Problem description:
Write out the full listing again, exactly as it stands.

Stored data:
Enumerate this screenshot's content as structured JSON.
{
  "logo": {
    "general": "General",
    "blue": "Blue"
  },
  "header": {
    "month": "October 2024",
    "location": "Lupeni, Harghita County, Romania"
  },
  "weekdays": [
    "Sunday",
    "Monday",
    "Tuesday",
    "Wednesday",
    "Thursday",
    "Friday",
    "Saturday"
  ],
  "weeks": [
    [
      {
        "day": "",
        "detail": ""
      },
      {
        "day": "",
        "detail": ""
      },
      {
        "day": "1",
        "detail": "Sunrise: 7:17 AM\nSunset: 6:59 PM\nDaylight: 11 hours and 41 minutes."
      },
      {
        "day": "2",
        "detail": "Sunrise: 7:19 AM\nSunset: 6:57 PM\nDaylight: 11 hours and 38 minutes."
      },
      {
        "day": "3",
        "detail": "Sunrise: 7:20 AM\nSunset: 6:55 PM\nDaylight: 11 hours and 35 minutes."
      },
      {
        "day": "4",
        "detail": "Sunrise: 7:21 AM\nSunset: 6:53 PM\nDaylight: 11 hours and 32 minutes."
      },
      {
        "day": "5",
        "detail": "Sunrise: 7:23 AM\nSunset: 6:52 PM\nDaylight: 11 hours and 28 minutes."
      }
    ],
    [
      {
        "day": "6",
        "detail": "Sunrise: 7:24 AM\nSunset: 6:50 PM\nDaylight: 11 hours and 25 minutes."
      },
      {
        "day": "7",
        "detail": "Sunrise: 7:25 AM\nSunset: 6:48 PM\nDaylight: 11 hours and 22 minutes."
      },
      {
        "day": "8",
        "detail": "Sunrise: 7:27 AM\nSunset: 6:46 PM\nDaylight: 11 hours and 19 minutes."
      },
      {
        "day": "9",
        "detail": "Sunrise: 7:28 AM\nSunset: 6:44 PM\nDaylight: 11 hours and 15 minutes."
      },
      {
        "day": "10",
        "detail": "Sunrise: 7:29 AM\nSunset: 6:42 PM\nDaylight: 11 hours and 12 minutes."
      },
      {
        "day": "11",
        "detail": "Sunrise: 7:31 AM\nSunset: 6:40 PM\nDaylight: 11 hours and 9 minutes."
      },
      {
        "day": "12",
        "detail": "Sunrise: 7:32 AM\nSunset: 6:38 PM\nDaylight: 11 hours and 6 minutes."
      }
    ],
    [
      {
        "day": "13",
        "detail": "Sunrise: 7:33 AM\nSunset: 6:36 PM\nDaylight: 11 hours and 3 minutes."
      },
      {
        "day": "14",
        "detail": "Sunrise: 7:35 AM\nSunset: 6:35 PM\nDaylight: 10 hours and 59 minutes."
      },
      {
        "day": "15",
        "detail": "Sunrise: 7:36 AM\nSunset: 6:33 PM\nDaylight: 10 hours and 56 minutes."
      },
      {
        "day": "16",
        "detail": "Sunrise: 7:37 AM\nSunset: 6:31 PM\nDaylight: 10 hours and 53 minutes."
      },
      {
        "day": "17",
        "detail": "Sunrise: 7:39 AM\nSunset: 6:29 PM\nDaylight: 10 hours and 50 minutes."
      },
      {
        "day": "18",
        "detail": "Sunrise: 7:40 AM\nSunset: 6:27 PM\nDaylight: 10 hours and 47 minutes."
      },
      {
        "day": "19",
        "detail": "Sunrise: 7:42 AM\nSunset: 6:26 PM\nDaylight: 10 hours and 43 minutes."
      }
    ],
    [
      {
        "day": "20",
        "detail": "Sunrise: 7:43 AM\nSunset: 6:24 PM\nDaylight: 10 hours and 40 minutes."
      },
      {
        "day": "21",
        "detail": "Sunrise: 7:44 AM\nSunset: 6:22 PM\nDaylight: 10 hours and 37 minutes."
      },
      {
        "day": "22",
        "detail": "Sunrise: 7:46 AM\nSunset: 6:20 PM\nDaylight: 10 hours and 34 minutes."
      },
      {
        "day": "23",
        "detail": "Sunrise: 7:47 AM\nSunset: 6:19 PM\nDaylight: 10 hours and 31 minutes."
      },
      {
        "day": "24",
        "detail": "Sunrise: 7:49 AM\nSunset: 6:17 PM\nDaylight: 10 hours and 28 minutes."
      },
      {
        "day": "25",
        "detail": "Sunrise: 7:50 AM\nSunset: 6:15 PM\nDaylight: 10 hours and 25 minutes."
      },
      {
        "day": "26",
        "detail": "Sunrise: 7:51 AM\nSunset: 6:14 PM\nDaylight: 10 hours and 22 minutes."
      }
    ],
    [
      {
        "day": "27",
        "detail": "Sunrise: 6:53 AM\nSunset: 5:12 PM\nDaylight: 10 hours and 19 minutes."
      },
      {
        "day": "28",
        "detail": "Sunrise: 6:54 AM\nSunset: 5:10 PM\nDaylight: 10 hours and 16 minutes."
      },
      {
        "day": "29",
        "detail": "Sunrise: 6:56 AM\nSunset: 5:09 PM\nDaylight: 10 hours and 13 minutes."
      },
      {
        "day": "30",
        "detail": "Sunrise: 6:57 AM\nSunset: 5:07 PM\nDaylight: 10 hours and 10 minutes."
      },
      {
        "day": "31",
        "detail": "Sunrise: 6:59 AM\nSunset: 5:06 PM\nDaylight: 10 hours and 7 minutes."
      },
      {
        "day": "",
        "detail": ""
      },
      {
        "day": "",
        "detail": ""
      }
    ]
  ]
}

Answer:
Enumerate this screenshot's content as structured JSON.
{
  "logo": {
    "general": "General",
    "blue": "Blue"
  },
  "header": {
    "month": "October 2024",
    "location": "Lupeni, Harghita County, Romania"
  },
  "weekdays": [
    "Sunday",
    "Monday",
    "Tuesday",
    "Wednesday",
    "Thursday",
    "Friday",
    "Saturday"
  ],
  "weeks": [
    [
      {
        "day": "",
        "detail": ""
      },
      {
        "day": "",
        "detail": ""
      },
      {
        "day": "1",
        "detail": "Sunrise: 7:17 AM\nSunset: 6:59 PM\nDaylight: 11 hours and 41 minutes."
      },
      {
        "day": "2",
        "detail": "Sunrise: 7:19 AM\nSunset: 6:57 PM\nDaylight: 11 hours and 38 minutes."
      },
      {
        "day": "3",
        "detail": "Sunrise: 7:20 AM\nSunset: 6:55 PM\nDaylight: 11 hours and 35 minutes."
      },
      {
        "day": "4",
        "detail": "Sunrise: 7:21 AM\nSunset: 6:53 PM\nDaylight: 11 hours and 32 minutes."
      },
      {
        "day": "5",
        "detail": "Sunrise: 7:23 AM\nSunset: 6:52 PM\nDaylight: 11 hours and 28 minutes."
      }
    ],
    [
      {
        "day": "6",
        "detail": "Sunrise: 7:24 AM\nSunset: 6:50 PM\nDaylight: 11 hours and 25 minutes."
      },
      {
        "day": "7",
        "detail": "Sunrise: 7:25 AM\nSunset: 6:48 PM\nDaylight: 11 hours and 22 minutes."
      },
      {
        "day": "8",
        "detail": "Sunrise: 7:27 AM\nSunset: 6:46 PM\nDaylight: 11 hours and 19 minutes."
      },
      {
        "day": "9",
        "detail": "Sunrise: 7:28 AM\nSunset: 6:44 PM\nDaylight: 11 hours and 15 minutes."
      },
      {
        "day": "10",
        "detail": "Sunrise: 7:29 AM\nSunset: 6:42 PM\nDaylight: 11 hours and 12 minutes."
      },
      {
        "day": "11",
        "detail": "Sunrise: 7:31 AM\nSunset: 6:40 PM\nDaylight: 11 hours and 9 minutes."
      },
      {
        "day": "12",
        "detail": "Sunrise: 7:32 AM\nSunset: 6:38 PM\nDaylight: 11 hours and 6 minutes."
      }
    ],
    [
      {
        "day": "13",
        "detail": "Sunrise: 7:33 AM\nSunset: 6:36 PM\nDaylight: 11 hours and 3 minutes."
      },
      {
        "day": "14",
        "detail": "Sunrise: 7:35 AM\nSunset: 6:35 PM\nDaylight: 10 hours and 59 minutes."
      },
      {
        "day": "15",
        "detail": "Sunrise: 7:36 AM\nSunset: 6:33 PM\nDaylight: 10 hours and 56 minutes."
      },
      {
        "day": "16",
        "detail": "Sunrise: 7:37 AM\nSunset: 6:31 PM\nDaylight: 10 hours and 53 minutes."
      },
      {
        "day": "17",
        "detail": "Sunrise: 7:39 AM\nSunset: 6:29 PM\nDaylight: 10 hours and 50 minutes."
      },
      {
        "day": "18",
        "detail": "Sunrise: 7:40 AM\nSunset: 6:27 PM\nDaylight: 10 hours and 47 minutes."
      },
      {
        "day": "19",
        "detail": "Sunrise: 7:42 AM\nSunset: 6:26 PM\nDaylight: 10 hours and 43 minutes."
      }
    ],
    [
      {
        "day": "20",
        "detail": "Sunrise: 7:43 AM\nSunset: 6:24 PM\nDaylight: 10 hours and 40 minutes."
      },
      {
        "day": "21",
        "detail": "Sunrise: 7:44 AM\nSunset: 6:22 PM\nDaylight: 10 hours and 37 minutes."
      },
      {
        "day": "22",
        "detail": "Sunrise: 7:46 AM\nSunset: 6:20 PM\nDaylight: 10 hours and 34 minutes."
      },
      {
        "day": "23",
        "detail": "Sunrise: 7:47 AM\nSunset: 6:19 PM\nDaylight: 10 hours and 31 minutes."
      },
      {
        "day": "24",
        "detail": "Sunrise: 7:49 AM\nSunset: 6:17 PM\nDaylight: 10 hours and 28 minutes."
      },
      {
        "day": "25",
        "detail": "Sunrise: 7:50 AM\nSunset: 6:15 PM\nDaylight: 10 hours and 25 minutes."
      },
      {
        "day": "26",
        "detail": "Sunrise: 7:51 AM\nSunset: 6:14 PM\nDaylight: 10 hours and 22 minutes."
      }
    ],
    [
      {
        "day": "27",
        "detail": "Sunrise: 6:53 AM\nSunset: 5:12 PM\nDaylight: 10 hours and 19 minutes."
      },
      {
        "day": "28",
        "detail": "Sunrise: 6:54 AM\nSunset: 5:10 PM\nDaylight: 10 hours and 16 minutes."
      },
      {
        "day": "29",
        "detail": "Sunrise: 6:56 AM\nSunset: 5:09 PM\nDaylight: 10 hours and 13 minutes."
      },
      {
        "day": "30",
        "detail": "Sunrise: 6:57 AM\nSunset: 5:07 PM\nDaylight: 10 hours and 10 minutes."
      },
      {
        "day": "31",
        "detail": "Sunrise: 6:59 AM\nSunset: 5:06 PM\nDaylight: 10 hours and 7 minutes."
      },
      {
        "day": "",
        "detail": ""
      },
      {
        "day": "",
        "detail": ""
      }
    ]
  ]
}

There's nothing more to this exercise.